(Stored data)
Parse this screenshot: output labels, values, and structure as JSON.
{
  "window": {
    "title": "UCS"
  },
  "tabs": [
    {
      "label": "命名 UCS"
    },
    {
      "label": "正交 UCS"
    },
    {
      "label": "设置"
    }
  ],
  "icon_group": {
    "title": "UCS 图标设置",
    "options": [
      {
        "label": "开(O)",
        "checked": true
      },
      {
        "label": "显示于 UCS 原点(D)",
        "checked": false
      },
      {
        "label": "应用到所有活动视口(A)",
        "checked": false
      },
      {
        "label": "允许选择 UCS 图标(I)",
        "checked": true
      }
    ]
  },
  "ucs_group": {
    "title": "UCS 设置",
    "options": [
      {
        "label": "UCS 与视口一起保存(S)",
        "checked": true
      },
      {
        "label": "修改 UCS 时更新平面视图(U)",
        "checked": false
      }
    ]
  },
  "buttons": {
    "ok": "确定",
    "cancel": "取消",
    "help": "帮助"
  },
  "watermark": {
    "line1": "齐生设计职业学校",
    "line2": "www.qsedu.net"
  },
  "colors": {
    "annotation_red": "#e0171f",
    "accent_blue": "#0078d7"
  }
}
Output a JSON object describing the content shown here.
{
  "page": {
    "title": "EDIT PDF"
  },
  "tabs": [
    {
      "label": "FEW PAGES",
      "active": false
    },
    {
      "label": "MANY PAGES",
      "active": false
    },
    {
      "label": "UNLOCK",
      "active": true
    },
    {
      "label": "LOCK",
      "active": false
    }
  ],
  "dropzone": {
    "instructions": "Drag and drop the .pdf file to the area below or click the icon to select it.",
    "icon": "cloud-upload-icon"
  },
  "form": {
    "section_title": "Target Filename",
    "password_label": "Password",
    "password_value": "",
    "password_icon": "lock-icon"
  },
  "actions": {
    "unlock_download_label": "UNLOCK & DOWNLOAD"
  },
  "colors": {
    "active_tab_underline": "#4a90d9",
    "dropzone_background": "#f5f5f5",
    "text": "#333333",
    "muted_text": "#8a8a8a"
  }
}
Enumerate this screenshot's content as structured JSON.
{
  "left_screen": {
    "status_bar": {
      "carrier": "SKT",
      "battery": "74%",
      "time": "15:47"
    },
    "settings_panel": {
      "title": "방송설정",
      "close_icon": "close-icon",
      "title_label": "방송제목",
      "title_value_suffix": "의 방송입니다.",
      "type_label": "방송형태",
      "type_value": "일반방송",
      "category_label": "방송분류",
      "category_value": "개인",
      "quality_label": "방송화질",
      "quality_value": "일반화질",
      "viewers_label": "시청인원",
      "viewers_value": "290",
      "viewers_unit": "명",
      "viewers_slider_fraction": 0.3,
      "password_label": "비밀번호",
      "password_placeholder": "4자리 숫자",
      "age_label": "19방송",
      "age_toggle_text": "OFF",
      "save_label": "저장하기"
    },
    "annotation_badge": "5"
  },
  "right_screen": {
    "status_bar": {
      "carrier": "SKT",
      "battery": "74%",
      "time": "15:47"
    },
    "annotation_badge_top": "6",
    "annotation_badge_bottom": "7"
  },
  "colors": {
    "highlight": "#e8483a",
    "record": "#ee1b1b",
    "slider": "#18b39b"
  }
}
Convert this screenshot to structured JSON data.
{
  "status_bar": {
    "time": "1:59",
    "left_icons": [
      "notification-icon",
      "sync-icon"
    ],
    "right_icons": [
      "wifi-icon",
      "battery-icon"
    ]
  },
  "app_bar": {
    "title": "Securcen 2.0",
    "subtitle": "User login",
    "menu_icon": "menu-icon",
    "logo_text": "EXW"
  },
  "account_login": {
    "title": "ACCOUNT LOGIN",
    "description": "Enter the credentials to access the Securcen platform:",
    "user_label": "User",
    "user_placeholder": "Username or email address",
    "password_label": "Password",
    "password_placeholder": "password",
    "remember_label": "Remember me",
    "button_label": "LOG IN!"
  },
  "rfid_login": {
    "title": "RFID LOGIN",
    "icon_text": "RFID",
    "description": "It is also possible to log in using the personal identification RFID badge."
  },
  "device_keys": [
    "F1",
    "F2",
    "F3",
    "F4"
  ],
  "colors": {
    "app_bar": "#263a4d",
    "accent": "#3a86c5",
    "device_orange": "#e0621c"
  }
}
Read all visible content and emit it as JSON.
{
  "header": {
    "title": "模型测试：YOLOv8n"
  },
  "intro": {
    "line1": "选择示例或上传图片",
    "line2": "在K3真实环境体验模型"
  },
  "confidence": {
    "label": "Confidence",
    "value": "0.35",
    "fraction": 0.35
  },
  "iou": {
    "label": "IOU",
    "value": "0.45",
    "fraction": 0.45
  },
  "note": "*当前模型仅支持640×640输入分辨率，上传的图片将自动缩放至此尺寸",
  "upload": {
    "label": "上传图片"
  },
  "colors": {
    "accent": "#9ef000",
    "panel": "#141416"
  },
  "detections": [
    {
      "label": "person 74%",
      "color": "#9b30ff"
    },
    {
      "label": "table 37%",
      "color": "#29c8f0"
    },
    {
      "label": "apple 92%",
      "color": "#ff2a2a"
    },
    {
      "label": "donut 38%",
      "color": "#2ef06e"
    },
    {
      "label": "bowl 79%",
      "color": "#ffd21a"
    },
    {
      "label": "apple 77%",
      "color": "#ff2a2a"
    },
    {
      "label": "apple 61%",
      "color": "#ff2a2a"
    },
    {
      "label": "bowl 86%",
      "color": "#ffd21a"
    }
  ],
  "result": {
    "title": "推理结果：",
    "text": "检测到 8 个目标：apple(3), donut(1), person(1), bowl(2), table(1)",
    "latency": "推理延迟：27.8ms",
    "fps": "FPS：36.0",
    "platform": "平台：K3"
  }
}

TASK DETAILS
Return all of the entries exactly as they were supplied.

WRITTEN SOLUTION
Parse this screenshot: output labels, values, and structure as JSON.
{
  "window": {
    "title": "UCS"
  },
  "tabs": [
    {
      "label": "命名 UCS"
    },
    {
      "label": "正交 UCS"
    },
    {
      "label": "设置"
    }
  ],
  "icon_group": {
    "title": "UCS 图标设置",
    "options": [
      {
        "label": "开(O)",
        "checked": true
      },
      {
        "label": "显示于 UCS 原点(D)",
        "checked": false
      },
      {
        "label": "应用到所有活动视口(A)",
        "checked": false
      },
      {
        "label": "允许选择 UCS 图标(I)",
        "checked": true
      }
    ]
  },
  "ucs_group": {
    "title": "UCS 设置",
    "options": [
      {
        "label": "UCS 与视口一起保存(S)",
        "checked": true
      },
      {
        "label": "修改 UCS 时更新平面视图(U)",
        "checked": false
      }
    ]
  },
  "buttons": {
    "ok": "确定",
    "cancel": "取消",
    "help": "帮助"
  },
  "watermark": {
    "line1": "齐生设计职业学校",
    "line2": "www.qsedu.net"
  },
  "colors": {
    "annotation_red": "#e0171f",
    "accent_blue": "#0078d7"
  }
}
Output a JSON object describing the content shown here.
{
  "page": {
    "title": "EDIT PDF"
  },
  "tabs": [
    {
      "label": "FEW PAGES",
      "active": false
    },
    {
      "label": "MANY PAGES",
      "active": false
    },
    {
      "label": "UNLOCK",
      "active": true
    },
    {
      "label": "LOCK",
      "active": false
    }
  ],
  "dropzone": {
    "instructions": "Drag and drop the .pdf file to the area below or click the icon to select it.",
    "icon": "cloud-upload-icon"
  },
  "form": {
    "section_title": "Target Filename",
    "password_label": "Password",
    "password_value": "",
    "password_icon": "lock-icon"
  },
  "actions": {
    "unlock_download_label": "UNLOCK & DOWNLOAD"
  },
  "colors": {
    "active_tab_underline": "#4a90d9",
    "dropzone_background": "#f5f5f5",
    "text": "#333333",
    "muted_text": "#8a8a8a"
  }
}
Enumerate this screenshot's content as structured JSON.
{
  "left_screen": {
    "status_bar": {
      "carrier": "SKT",
      "battery": "74%",
      "time": "15:47"
    },
    "settings_panel": {
      "title": "방송설정",
      "close_icon": "close-icon",
      "title_label": "방송제목",
      "title_value_suffix": "의 방송입니다.",
      "type_label": "방송형태",
      "type_value": "일반방송",
      "category_label": "방송분류",
      "category_value": "개인",
      "quality_label": "방송화질",
      "quality_value": "일반화질",
      "viewers_label": "시청인원",
      "viewers_value": "290",
      "viewers_unit": "명",
      "viewers_slider_fraction": 0.3,
      "password_label": "비밀번호",
      "password_placeholder": "4자리 숫자",
      "age_label": "19방송",
      "age_toggle_text": "OFF",
      "save_label": "저장하기"
    },
    "annotation_badge": "5"
  },
  "right_screen": {
    "status_bar": {
      "carrier": "SKT",
      "battery": "74%",
      "time": "15:47"
    },
    "annotation_badge_top": "6",
    "annotation_badge_bottom": "7"
  },
  "colors": {
    "highlight": "#e8483a",
    "record": "#ee1b1b",
    "slider": "#18b39b"
  }
}
Convert this screenshot to structured JSON data.
{
  "status_bar": {
    "time": "1:59",
    "left_icons": [
      "notification-icon",
      "sync-icon"
    ],
    "right_icons": [
      "wifi-icon",
      "battery-icon"
    ]
  },
  "app_bar": {
    "title": "Securcen 2.0",
    "subtitle": "User login",
    "menu_icon": "menu-icon",
    "logo_text": "EXW"
  },
  "account_login": {
    "title": "ACCOUNT LOGIN",
    "description": "Enter the credentials to access the Securcen platform:",
    "user_label": "User",
    "user_placeholder": "Username or email address",
    "password_label": "Password",
    "password_placeholder": "password",
    "remember_label": "Remember me",
    "button_label": "LOG IN!"
  },
  "rfid_login": {
    "title": "RFID LOGIN",
    "icon_text": "RFID",
    "description": "It is also possible to log in using the personal identification RFID badge."
  },
  "device_keys": [
    "F1",
    "F2",
    "F3",
    "F4"
  ],
  "colors": {
    "app_bar": "#263a4d",
    "accent": "#3a86c5",
    "device_orange": "#e0621c"
  }
}
Read all visible content and emit it as JSON.
{
  "header": {
    "title": "模型测试：YOLOv8n"
  },
  "intro": {
    "line1": "选择示例或上传图片",
    "line2": "在K3真实环境体验模型"
  },
  "confidence": {
    "label": "Confidence",
    "value": "0.35",
    "fraction": 0.35
  },
  "iou": {
    "label": "IOU",
    "value": "0.45",
    "fraction": 0.45
  },
  "note": "*当前模型仅支持640×640输入分辨率，上传的图片将自动缩放至此尺寸",
  "upload": {
    "label": "上传图片"
  },
  "colors": {
    "accent": "#9ef000",
    "panel": "#141416"
  },
  "detections": [
    {
      "label": "person 74%",
      "color": "#9b30ff"
    },
    {
      "label": "table 37%",
      "color": "#29c8f0"
    },
    {
      "label": "apple 92%",
      "color": "#ff2a2a"
    },
    {
      "label": "donut 38%",
      "color": "#2ef06e"
    },
    {
      "label": "bowl 79%",
      "color": "#ffd21a"
    },
    {
      "label": "apple 77%",
      "color": "#ff2a2a"
    },
    {
      "label": "apple 61%",
      "color": "#ff2a2a"
    },
    {
      "label": "bowl 86%",
      "color": "#ffd21a"
    }
  ],
  "result": {
    "title": "推理结果：",
    "text": "检测到 8 个目标：apple(3), donut(1), person(1), bowl(2), table(1)",
    "latency": "推理延迟：27.8ms",
    "fps": "FPS：36.0",
    "platform": "平台：K3"
  }
}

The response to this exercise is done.